THE EXERCISE: Identify the lines holding "must" and copy them.

▽

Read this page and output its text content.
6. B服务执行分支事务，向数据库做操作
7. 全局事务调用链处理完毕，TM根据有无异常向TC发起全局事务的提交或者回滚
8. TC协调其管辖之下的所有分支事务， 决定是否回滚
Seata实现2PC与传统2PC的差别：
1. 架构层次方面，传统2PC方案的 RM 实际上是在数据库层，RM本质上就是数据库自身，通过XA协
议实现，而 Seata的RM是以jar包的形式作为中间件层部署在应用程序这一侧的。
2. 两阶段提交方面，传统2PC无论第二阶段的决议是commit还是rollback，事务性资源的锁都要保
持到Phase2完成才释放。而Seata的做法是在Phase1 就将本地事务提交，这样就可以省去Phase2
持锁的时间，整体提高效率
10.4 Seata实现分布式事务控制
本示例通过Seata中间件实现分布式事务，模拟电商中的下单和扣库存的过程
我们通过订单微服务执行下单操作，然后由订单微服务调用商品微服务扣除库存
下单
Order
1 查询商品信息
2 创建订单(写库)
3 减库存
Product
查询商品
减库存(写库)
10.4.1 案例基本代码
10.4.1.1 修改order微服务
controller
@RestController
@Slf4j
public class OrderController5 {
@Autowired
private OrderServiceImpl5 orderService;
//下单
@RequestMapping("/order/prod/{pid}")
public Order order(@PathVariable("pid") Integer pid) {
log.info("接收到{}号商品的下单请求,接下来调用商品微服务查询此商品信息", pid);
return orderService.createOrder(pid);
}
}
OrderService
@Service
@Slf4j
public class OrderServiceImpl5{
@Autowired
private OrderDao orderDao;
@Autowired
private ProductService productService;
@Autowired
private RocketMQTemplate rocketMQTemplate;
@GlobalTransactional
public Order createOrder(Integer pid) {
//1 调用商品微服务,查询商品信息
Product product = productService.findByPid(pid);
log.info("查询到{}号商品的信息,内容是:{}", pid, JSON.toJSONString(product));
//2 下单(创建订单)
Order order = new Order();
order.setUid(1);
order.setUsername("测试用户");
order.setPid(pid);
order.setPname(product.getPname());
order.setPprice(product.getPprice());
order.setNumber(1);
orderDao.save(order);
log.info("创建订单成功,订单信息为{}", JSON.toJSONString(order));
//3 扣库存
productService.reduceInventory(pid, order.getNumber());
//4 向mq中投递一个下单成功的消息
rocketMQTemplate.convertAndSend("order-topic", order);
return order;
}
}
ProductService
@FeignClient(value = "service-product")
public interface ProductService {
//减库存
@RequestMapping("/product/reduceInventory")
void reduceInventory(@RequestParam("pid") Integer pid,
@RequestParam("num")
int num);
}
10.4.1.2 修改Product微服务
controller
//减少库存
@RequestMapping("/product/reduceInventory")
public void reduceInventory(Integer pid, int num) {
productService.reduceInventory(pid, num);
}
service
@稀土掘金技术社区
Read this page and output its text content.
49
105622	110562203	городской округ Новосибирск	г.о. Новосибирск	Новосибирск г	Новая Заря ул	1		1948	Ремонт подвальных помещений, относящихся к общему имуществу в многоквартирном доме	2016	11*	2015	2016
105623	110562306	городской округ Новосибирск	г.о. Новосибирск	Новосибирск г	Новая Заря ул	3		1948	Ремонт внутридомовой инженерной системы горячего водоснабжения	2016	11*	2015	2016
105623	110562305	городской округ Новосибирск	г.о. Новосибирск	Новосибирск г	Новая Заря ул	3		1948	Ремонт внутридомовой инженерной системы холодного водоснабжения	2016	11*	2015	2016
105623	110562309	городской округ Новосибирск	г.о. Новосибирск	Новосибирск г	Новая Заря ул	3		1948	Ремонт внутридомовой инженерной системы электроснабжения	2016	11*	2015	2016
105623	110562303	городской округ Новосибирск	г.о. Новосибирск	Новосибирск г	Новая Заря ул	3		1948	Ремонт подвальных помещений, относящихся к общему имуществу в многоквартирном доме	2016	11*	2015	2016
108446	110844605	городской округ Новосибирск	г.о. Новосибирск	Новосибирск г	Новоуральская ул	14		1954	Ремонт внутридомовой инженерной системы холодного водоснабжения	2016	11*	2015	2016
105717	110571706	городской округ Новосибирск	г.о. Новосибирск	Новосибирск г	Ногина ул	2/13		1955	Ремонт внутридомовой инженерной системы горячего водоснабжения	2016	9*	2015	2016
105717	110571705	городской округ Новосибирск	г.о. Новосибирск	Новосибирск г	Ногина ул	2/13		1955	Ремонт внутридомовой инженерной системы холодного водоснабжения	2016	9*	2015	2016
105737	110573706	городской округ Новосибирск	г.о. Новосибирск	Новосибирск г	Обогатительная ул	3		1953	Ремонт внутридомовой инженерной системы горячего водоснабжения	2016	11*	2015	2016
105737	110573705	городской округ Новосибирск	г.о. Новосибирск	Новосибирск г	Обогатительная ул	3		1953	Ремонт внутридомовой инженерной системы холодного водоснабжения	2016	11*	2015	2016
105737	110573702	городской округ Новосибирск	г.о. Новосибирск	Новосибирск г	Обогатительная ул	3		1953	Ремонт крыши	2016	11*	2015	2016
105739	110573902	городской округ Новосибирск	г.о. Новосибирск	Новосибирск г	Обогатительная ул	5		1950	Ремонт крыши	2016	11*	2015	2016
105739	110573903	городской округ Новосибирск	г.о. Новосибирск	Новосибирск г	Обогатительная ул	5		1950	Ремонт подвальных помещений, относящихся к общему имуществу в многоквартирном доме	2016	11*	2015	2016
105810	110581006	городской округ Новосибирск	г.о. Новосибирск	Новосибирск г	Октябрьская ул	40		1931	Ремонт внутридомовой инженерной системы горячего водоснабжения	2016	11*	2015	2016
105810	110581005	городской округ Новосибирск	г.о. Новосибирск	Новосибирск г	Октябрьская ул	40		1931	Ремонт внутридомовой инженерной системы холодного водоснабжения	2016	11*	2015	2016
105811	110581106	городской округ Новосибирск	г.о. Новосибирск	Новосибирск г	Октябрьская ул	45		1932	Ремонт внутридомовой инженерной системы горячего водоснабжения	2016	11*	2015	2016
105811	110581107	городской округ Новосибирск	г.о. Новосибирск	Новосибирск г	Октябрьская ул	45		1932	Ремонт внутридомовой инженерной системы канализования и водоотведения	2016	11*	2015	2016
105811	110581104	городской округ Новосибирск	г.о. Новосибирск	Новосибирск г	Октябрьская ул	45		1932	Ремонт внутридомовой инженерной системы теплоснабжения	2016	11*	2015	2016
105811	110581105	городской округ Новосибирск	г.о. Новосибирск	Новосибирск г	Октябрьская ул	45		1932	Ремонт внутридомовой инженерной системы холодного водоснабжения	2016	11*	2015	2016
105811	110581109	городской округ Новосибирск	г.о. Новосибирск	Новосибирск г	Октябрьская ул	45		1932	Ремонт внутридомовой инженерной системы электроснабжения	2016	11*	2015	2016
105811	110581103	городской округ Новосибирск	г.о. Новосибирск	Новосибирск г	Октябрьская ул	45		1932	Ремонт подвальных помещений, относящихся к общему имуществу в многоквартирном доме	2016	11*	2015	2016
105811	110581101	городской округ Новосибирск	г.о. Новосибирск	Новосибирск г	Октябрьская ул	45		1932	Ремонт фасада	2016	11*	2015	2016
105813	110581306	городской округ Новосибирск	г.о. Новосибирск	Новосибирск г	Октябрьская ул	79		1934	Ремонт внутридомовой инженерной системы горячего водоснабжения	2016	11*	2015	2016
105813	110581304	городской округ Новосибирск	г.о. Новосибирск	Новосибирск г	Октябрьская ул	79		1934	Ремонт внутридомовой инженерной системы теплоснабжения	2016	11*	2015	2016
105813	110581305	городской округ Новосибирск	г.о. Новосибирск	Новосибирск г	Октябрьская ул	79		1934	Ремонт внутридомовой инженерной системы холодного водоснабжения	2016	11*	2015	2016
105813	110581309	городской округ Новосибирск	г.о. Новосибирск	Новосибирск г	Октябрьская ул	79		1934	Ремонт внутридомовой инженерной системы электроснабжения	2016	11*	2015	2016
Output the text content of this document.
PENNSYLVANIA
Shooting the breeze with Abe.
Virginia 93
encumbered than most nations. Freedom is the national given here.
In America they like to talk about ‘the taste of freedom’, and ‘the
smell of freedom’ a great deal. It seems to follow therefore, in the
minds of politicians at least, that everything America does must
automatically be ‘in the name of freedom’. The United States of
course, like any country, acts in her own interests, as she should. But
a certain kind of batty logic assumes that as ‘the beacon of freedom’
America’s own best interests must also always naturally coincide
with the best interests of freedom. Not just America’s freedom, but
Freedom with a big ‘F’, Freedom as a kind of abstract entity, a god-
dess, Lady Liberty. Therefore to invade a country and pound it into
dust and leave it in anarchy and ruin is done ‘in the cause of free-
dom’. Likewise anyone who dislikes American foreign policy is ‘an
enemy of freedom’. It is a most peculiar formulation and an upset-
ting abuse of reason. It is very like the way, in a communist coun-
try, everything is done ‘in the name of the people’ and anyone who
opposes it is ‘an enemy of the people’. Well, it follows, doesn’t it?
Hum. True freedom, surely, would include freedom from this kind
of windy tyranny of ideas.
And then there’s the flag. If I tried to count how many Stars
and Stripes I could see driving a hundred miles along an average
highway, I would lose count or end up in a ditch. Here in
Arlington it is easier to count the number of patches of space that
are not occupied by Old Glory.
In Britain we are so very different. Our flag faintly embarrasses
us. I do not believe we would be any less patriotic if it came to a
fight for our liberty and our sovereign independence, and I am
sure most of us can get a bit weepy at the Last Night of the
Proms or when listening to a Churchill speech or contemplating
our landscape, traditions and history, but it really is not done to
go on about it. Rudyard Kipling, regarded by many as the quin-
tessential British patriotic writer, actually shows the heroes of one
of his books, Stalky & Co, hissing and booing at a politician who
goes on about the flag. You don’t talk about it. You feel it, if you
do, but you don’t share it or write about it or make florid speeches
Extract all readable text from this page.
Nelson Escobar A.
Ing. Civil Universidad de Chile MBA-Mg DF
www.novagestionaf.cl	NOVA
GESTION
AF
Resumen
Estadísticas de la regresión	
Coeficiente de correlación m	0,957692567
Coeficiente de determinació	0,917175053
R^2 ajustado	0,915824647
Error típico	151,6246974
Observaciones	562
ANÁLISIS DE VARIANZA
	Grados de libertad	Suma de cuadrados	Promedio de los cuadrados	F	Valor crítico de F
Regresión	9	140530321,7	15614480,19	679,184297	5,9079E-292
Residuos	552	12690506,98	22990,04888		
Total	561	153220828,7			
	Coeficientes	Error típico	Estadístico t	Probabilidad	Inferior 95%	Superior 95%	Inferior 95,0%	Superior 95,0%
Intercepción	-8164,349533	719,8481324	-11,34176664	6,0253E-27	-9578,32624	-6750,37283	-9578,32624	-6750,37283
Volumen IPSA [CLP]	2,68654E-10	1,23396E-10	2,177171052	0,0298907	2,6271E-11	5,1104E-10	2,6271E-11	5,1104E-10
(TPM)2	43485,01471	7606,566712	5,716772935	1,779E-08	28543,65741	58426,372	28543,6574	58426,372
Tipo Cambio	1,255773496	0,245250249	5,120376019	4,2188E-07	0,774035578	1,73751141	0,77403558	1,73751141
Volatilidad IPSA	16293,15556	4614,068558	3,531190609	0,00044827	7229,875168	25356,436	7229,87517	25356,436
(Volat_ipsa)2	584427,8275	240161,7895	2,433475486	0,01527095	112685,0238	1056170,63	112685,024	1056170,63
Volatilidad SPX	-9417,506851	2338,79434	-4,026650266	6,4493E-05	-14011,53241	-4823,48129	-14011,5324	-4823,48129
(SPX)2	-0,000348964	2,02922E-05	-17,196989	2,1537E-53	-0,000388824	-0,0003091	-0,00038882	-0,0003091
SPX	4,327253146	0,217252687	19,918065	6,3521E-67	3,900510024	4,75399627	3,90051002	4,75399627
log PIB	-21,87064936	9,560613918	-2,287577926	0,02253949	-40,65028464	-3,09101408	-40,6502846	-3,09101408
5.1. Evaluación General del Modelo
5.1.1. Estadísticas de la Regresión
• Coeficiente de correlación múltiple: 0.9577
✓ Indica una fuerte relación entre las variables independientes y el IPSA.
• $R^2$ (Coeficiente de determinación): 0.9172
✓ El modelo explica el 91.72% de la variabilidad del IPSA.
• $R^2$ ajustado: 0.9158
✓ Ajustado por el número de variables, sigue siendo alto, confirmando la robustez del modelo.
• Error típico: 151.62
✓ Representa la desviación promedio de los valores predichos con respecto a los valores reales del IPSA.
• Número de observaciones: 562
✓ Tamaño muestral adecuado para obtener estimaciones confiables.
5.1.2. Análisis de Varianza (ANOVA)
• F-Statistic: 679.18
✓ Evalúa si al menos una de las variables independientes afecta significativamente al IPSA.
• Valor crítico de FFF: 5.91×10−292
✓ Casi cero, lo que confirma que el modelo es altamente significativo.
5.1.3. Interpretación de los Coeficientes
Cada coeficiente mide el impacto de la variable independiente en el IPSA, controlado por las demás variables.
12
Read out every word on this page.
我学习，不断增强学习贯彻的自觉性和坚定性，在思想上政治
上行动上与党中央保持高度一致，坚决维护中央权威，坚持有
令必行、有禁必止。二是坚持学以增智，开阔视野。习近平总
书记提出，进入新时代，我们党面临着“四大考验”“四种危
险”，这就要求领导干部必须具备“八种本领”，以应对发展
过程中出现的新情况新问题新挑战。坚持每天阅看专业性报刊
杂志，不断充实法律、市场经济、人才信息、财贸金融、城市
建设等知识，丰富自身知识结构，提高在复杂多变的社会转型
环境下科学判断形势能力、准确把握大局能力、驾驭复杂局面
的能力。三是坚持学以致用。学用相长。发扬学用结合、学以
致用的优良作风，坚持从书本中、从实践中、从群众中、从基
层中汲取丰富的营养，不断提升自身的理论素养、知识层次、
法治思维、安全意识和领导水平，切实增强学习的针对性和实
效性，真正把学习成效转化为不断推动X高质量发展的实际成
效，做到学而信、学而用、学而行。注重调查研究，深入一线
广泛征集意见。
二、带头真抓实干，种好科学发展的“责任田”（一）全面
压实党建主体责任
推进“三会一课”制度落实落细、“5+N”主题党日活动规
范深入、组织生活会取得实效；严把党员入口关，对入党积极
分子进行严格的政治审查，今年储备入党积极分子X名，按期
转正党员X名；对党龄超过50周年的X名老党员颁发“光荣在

△

RESULT:
minds of politicians at least, that everything America does must
America’s own best interests must also always naturally coincide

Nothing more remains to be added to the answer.